Written problem
Print out the material that follows word for word.

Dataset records
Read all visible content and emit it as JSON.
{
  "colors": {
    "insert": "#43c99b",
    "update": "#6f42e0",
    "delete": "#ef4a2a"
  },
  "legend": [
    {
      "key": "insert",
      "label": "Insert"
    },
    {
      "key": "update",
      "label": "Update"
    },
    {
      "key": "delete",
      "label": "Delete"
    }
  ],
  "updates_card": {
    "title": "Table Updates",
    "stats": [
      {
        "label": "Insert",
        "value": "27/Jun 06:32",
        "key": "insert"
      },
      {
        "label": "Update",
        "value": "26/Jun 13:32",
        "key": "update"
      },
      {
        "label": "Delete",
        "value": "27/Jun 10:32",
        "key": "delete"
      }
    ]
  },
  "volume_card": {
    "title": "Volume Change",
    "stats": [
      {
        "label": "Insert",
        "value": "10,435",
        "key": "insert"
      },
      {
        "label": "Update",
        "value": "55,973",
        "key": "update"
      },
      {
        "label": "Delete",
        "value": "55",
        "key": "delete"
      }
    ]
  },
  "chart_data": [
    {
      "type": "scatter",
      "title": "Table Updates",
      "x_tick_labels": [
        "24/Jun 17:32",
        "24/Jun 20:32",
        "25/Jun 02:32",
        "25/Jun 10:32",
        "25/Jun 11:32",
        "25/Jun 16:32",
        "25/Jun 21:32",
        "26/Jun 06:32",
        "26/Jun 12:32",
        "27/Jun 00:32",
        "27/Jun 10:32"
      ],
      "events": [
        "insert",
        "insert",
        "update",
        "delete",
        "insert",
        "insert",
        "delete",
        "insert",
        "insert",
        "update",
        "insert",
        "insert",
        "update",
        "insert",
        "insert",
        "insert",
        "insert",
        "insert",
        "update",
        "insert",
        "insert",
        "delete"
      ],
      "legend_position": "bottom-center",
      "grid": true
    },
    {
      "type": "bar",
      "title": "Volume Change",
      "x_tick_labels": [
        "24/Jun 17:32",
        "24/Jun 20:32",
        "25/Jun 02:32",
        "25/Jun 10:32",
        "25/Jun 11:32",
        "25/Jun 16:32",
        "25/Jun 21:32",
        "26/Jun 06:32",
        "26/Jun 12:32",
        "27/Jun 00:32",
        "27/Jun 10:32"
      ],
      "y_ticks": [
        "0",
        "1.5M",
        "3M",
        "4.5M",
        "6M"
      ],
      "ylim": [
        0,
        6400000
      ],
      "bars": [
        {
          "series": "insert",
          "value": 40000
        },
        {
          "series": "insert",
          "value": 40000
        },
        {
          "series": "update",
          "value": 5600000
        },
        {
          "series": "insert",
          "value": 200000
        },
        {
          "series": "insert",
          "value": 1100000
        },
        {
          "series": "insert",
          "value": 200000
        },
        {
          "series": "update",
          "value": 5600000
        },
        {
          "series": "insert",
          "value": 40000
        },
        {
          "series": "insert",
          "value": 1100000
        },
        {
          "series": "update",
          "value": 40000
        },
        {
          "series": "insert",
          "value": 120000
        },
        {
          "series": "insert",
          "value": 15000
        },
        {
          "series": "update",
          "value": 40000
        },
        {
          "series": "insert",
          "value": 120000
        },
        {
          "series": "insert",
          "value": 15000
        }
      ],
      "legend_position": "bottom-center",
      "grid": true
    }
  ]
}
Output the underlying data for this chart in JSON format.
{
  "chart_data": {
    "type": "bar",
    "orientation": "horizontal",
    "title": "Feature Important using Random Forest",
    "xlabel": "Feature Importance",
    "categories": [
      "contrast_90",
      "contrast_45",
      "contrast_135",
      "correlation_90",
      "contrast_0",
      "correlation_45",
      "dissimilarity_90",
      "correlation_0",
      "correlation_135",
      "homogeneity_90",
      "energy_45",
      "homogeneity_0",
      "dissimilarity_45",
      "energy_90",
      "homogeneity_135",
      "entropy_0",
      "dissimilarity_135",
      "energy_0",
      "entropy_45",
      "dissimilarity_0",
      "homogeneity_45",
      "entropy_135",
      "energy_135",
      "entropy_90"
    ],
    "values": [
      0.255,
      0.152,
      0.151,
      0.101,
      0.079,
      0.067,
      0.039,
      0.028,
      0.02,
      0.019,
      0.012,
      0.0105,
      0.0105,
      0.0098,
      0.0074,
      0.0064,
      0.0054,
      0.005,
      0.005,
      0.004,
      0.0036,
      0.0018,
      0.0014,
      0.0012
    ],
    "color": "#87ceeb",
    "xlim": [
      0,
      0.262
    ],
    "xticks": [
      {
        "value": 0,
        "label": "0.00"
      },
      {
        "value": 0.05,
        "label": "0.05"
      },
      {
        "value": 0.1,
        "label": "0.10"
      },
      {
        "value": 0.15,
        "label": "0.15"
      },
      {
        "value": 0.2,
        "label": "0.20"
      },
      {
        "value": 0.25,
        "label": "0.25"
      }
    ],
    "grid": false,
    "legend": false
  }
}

Solution to this problem
Read all visible content and emit it as JSON.
{
  "colors": {
    "insert": "#43c99b",
    "update": "#6f42e0",
    "delete": "#ef4a2a"
  },
  "legend": [
    {
      "key": "insert",
      "label": "Insert"
    },
    {
      "key": "update",
      "label": "Update"
    },
    {
      "key": "delete",
      "label": "Delete"
    }
  ],
  "updates_card": {
    "title": "Table Updates",
    "stats": [
      {
        "label": "Insert",
        "value": "27/Jun 06:32",
        "key": "insert"
      },
      {
        "label": "Update",
        "value": "26/Jun 13:32",
        "key": "update"
      },
      {
        "label": "Delete",
        "value": "27/Jun 10:32",
        "key": "delete"
      }
    ]
  },
  "volume_card": {
    "title": "Volume Change",
    "stats": [
      {
        "label": "Insert",
        "value": "10,435",
        "key": "insert"
      },
      {
        "label": "Update",
        "value": "55,973",
        "key": "update"
      },
      {
        "label": "Delete",
        "value": "55",
        "key": "delete"
      }
    ]
  },
  "chart_data": [
    {
      "type": "scatter",
      "title": "Table Updates",
      "x_tick_labels": [
        "24/Jun 17:32",
        "24/Jun 20:32",
        "25/Jun 02:32",
        "25/Jun 10:32",
        "25/Jun 11:32",
        "25/Jun 16:32",
        "25/Jun 21:32",
        "26/Jun 06:32",
        "26/Jun 12:32",
        "27/Jun 00:32",
        "27/Jun 10:32"
      ],
      "events": [
        "insert",
        "insert",
        "update",
        "delete",
        "insert",
        "insert",
        "delete",
        "insert",
        "insert",
        "update",
        "insert",
        "insert",
        "update",
        "insert",
        "insert",
        "insert",
        "insert",
        "insert",
        "update",
        "insert",
        "insert",
        "delete"
      ],
      "legend_position": "bottom-center",
      "grid": true
    },
    {
      "type": "bar",
      "title": "Volume Change",
      "x_tick_labels": [
        "24/Jun 17:32",
        "24/Jun 20:32",
        "25/Jun 02:32",
        "25/Jun 10:32",
        "25/Jun 11:32",
        "25/Jun 16:32",
        "25/Jun 21:32",
        "26/Jun 06:32",
        "26/Jun 12:32",
        "27/Jun 00:32",
        "27/Jun 10:32"
      ],
      "y_ticks": [
        "0",
        "1.5M",
        "3M",
        "4.5M",
        "6M"
      ],
      "ylim": [
        0,
        6400000
      ],
      "bars": [
        {
          "series": "insert",
          "value": 40000
        },
        {
          "series": "insert",
          "value": 40000
        },
        {
          "series": "update",
          "value": 5600000
        },
        {
          "series": "insert",
          "value": 200000
        },
        {
          "series": "insert",
          "value": 1100000
        },
        {
          "series": "insert",
          "value": 200000
        },
        {
          "series": "update",
          "value": 5600000
        },
        {
          "series": "insert",
          "value": 40000
        },
        {
          "series": "insert",
          "value": 1100000
        },
        {
          "series": "update",
          "value": 40000
        },
        {
          "series": "insert",
          "value": 120000
        },
        {
          "series": "insert",
          "value": 15000
        },
        {
          "series": "update",
          "value": 40000
        },
        {
          "series": "insert",
          "value": 120000
        },
        {
          "series": "insert",
          "value": 15000
        }
      ],
      "legend_position": "bottom-center",
      "grid": true
    }
  ]
}
Output the underlying data for this chart in JSON format.
{
  "chart_data": {
    "type": "bar",
    "orientation": "horizontal",
    "title": "Feature Important using Random Forest",
    "xlabel": "Feature Importance",
    "categories": [
      "contrast_90",
      "contrast_45",
      "contrast_135",
      "correlation_90",
      "contrast_0",
      "correlation_45",
      "dissimilarity_90",
      "correlation_0",
      "correlation_135",
      "homogeneity_90",
      "energy_45",
      "homogeneity_0",
      "dissimilarity_45",
      "energy_90",
      "homogeneity_135",
      "entropy_0",
      "dissimilarity_135",
      "energy_0",
      "entropy_45",
      "dissimilarity_0",
      "homogeneity_45",
      "entropy_135",
      "energy_135",
      "entropy_90"
    ],
    "values": [
      0.255,
      0.152,
      0.151,
      0.101,
      0.079,
      0.067,
      0.039,
      0.028,
      0.02,
      0.019,
      0.012,
      0.0105,
      0.0105,
      0.0098,
      0.0074,
      0.0064,
      0.0054,
      0.005,
      0.005,
      0.004,
      0.0036,
      0.0018,
      0.0014,
      0.0012
    ],
    "color": "#87ceeb",
    "xlim": [
      0,
      0.262
    ],
    "xticks": [
      {
        "value": 0,
        "label": "0.00"
      },
      {
        "value": 0.05,
        "label": "0.05"
      },
      {
        "value": 0.1,
        "label": "0.10"
      },
      {
        "value": 0.15,
        "label": "0.15"
      },
      {
        "value": 0.2,
        "label": "0.20"
      },
      {
        "value": 0.25,
        "label": "0.25"
      }
    ],
    "grid": false,
    "legend": false
  }
}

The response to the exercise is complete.